§ TASK TO COMPLETE
The entries below are to be written out again without alteration.

§ DATA TO PROCESS
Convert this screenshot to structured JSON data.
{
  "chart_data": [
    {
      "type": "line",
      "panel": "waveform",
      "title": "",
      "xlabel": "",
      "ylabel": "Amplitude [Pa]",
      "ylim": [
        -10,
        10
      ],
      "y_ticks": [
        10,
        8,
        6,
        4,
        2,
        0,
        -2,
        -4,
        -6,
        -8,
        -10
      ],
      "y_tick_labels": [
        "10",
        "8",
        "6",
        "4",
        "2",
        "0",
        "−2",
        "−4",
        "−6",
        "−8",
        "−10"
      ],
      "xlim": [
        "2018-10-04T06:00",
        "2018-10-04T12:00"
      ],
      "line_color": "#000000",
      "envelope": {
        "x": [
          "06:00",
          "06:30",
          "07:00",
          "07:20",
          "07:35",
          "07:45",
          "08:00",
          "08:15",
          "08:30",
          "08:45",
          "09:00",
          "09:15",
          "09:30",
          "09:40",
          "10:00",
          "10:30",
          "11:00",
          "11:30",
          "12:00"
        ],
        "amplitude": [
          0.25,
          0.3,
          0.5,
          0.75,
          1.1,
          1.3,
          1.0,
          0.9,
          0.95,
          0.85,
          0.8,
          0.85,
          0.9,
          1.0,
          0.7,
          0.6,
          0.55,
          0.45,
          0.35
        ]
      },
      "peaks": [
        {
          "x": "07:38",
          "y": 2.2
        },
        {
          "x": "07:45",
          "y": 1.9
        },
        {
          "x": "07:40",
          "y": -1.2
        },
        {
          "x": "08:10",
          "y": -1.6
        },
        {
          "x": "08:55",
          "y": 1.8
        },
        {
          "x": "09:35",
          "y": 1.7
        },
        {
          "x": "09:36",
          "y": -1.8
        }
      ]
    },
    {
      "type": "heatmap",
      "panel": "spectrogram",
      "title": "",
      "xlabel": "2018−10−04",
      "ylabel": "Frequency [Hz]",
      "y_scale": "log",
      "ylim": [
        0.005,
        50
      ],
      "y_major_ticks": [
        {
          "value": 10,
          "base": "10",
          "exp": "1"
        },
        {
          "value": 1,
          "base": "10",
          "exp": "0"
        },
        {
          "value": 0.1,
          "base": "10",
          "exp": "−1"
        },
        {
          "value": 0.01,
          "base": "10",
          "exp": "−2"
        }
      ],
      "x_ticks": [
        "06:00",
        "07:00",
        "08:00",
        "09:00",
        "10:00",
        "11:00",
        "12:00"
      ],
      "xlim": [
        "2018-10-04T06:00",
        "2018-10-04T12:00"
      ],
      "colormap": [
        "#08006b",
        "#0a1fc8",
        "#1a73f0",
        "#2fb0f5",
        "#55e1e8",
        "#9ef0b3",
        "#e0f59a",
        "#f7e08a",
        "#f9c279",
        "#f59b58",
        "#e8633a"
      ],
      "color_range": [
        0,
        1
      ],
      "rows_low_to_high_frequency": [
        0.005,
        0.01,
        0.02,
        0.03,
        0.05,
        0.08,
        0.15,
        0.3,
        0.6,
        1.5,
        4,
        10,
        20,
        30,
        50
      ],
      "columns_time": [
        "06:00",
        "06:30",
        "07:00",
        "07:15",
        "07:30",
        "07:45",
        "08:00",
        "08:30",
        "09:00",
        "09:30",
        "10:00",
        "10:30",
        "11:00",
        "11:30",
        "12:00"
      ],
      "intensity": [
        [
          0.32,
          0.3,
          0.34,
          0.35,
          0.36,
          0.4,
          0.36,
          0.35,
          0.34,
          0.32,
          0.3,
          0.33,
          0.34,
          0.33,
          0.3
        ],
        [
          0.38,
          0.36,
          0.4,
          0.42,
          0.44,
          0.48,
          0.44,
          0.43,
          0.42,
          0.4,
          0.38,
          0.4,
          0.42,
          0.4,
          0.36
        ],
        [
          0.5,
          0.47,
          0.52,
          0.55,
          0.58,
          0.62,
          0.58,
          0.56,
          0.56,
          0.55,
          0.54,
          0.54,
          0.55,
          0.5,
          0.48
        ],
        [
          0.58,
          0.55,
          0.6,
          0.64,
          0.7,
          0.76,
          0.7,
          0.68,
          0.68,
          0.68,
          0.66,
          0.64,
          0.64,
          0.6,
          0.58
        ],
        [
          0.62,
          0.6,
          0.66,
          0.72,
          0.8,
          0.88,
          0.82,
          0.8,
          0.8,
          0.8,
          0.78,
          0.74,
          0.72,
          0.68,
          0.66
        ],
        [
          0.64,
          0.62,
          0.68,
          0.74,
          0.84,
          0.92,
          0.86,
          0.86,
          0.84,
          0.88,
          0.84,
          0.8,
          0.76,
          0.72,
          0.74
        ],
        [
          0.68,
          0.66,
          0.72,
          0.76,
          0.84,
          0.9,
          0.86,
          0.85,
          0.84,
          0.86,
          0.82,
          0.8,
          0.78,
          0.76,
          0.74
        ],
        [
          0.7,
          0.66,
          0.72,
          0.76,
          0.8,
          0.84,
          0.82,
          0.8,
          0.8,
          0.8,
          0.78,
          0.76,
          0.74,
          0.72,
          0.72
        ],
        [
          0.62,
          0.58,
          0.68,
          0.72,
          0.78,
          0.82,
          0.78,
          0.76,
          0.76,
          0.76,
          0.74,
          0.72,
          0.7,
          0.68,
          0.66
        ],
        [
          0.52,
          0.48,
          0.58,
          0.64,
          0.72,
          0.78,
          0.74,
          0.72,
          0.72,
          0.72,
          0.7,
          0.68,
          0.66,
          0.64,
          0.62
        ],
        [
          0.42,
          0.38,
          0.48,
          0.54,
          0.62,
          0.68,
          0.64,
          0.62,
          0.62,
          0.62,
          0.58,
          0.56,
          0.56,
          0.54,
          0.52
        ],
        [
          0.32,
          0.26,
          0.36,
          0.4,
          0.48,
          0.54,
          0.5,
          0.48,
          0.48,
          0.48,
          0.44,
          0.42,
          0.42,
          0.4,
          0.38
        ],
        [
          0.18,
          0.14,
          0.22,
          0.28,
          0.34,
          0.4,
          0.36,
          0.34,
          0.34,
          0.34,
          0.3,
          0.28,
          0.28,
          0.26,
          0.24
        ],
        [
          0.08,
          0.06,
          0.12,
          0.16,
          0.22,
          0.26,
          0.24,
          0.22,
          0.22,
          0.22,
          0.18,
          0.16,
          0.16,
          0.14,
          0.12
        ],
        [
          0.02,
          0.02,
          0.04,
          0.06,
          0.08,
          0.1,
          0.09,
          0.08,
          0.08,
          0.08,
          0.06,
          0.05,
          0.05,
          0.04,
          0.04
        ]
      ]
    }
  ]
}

§ OUTPUT
Convert this screenshot to structured JSON data.
{
  "chart_data": [
    {
      "type": "line",
      "panel": "waveform",
      "title": "",
      "xlabel": "",
      "ylabel": "Amplitude [Pa]",
      "ylim": [
        -10,
        10
      ],
      "y_ticks": [
        10,
        8,
        6,
        4,
        2,
        0,
        -2,
        -4,
        -6,
        -8,
        -10
      ],
      "y_tick_labels": [
        "10",
        "8",
        "6",
        "4",
        "2",
        "0",
        "−2",
        "−4",
        "−6",
        "−8",
        "−10"
      ],
      "xlim": [
        "2018-10-04T06:00",
        "2018-10-04T12:00"
      ],
      "line_color": "#000000",
      "envelope": {
        "x": [
          "06:00",
          "06:30",
          "07:00",
          "07:20",
          "07:35",
          "07:45",
          "08:00",
          "08:15",
          "08:30",
          "08:45",
          "09:00",
          "09:15",
          "09:30",
          "09:40",
          "10:00",
          "10:30",
          "11:00",
          "11:30",
          "12:00"
        ],
        "amplitude": [
          0.25,
          0.3,
          0.5,
          0.75,
          1.1,
          1.3,
          1.0,
          0.9,
          0.95,
          0.85,
          0.8,
          0.85,
          0.9,
          1.0,
          0.7,
          0.6,
          0.55,
          0.45,
          0.35
        ]
      },
      "peaks": [
        {
          "x": "07:38",
          "y": 2.2
        },
        {
          "x": "07:45",
          "y": 1.9
        },
        {
          "x": "07:40",
          "y": -1.2
        },
        {
          "x": "08:10",
          "y": -1.6
        },
        {
          "x": "08:55",
          "y": 1.8
        },
        {
          "x": "09:35",
          "y": 1.7
        },
        {
          "x": "09:36",
          "y": -1.8
        }
      ]
    },
    {
      "type": "heatmap",
      "panel": "spectrogram",
      "title": "",
      "xlabel": "2018−10−04",
      "ylabel": "Frequency [Hz]",
      "y_scale": "log",
      "ylim": [
        0.005,
        50
      ],
      "y_major_ticks": [
        {
          "value": 10,
          "base": "10",
          "exp": "1"
        },
        {
          "value": 1,
          "base": "10",
          "exp": "0"
        },
        {
          "value": 0.1,
          "base": "10",
          "exp": "−1"
        },
        {
          "value": 0.01,
          "base": "10",
          "exp": "−2"
        }
      ],
      "x_ticks": [
        "06:00",
        "07:00",
        "08:00",
        "09:00",
        "10:00",
        "11:00",
        "12:00"
      ],
      "xlim": [
        "2018-10-04T06:00",
        "2018-10-04T12:00"
      ],
      "colormap": [
        "#08006b",
        "#0a1fc8",
        "#1a73f0",
        "#2fb0f5",
        "#55e1e8",
        "#9ef0b3",
        "#e0f59a",
        "#f7e08a",
        "#f9c279",
        "#f59b58",
        "#e8633a"
      ],
      "color_range": [
        0,
        1
      ],
      "rows_low_to_high_frequency": [
        0.005,
        0.01,
        0.02,
        0.03,
        0.05,
        0.08,
        0.15,
        0.3,
        0.6,
        1.5,
        4,
        10,
        20,
        30,
        50
      ],
      "columns_time": [
        "06:00",
        "06:30",
        "07:00",
        "07:15",
        "07:30",
        "07:45",
        "08:00",
        "08:30",
        "09:00",
        "09:30",
        "10:00",
        "10:30",
        "11:00",
        "11:30",
        "12:00"
      ],
      "intensity": [
        [
          0.32,
          0.3,
          0.34,
          0.35,
          0.36,
          0.4,
          0.36,
          0.35,
          0.34,
          0.32,
          0.3,
          0.33,
          0.34,
          0.33,
          0.3
        ],
        [
          0.38,
          0.36,
          0.4,
          0.42,
          0.44,
          0.48,
          0.44,
          0.43,
          0.42,
          0.4,
          0.38,
          0.4,
          0.42,
          0.4,
          0.36
        ],
        [
          0.5,
          0.47,
          0.52,
          0.55,
          0.58,
          0.62,
          0.58,
          0.56,
          0.56,
          0.55,
          0.54,
          0.54,
          0.55,
          0.5,
          0.48
        ],
        [
          0.58,
          0.55,
          0.6,
          0.64,
          0.7,
          0.76,
          0.7,
          0.68,
          0.68,
          0.68,
          0.66,
          0.64,
          0.64,
          0.6,
          0.58
        ],
        [
          0.62,
          0.6,
          0.66,
          0.72,
          0.8,
          0.88,
          0.82,
          0.8,
          0.8,
          0.8,
          0.78,
          0.74,
          0.72,
          0.68,
          0.66
        ],
        [
          0.64,
          0.62,
          0.68,
          0.74,
          0.84,
          0.92,
          0.86,
          0.86,
          0.84,
          0.88,
          0.84,
          0.8,
          0.76,
          0.72,
          0.74
        ],
        [
          0.68,
          0.66,
          0.72,
          0.76,
          0.84,
          0.9,
          0.86,
          0.85,
          0.84,
          0.86,
          0.82,
          0.8,
          0.78,
          0.76,
          0.74
        ],
        [
          0.7,
          0.66,
          0.72,
          0.76,
          0.8,
          0.84,
          0.82,
          0.8,
          0.8,
          0.8,
          0.78,
          0.76,
          0.74,
          0.72,
          0.72
        ],
        [
          0.62,
          0.58,
          0.68,
          0.72,
          0.78,
          0.82,
          0.78,
          0.76,
          0.76,
          0.76,
          0.74,
          0.72,
          0.7,
          0.68,
          0.66
        ],
        [
          0.52,
          0.48,
          0.58,
          0.64,
          0.72,
          0.78,
          0.74,
          0.72,
          0.72,
          0.72,
          0.7,
          0.68,
          0.66,
          0.64,
          0.62
        ],
        [
          0.42,
          0.38,
          0.48,
          0.54,
          0.62,
          0.68,
          0.64,
          0.62,
          0.62,
          0.62,
          0.58,
          0.56,
          0.56,
          0.54,
          0.52
        ],
        [
          0.32,
          0.26,
          0.36,
          0.4,
          0.48,
          0.54,
          0.5,
          0.48,
          0.48,
          0.48,
          0.44,
          0.42,
          0.42,
          0.4,
          0.38
        ],
        [
          0.18,
          0.14,
          0.22,
          0.28,
          0.34,
          0.4,
          0.36,
          0.34,
          0.34,
          0.34,
          0.3,
          0.28,
          0.28,
          0.26,
          0.24
        ],
        [
          0.08,
          0.06,
          0.12,
          0.16,
          0.22,
          0.26,
          0.24,
          0.22,
          0.22,
          0.22,
          0.18,
          0.16,
          0.16,
          0.14,
          0.12
        ],
        [
          0.02,
          0.02,
          0.04,
          0.06,
          0.08,
          0.1,
          0.09,
          0.08,
          0.08,
          0.08,
          0.06,
          0.05,
          0.05,
          0.04,
          0.04
        ]
      ]
    }
  ]
}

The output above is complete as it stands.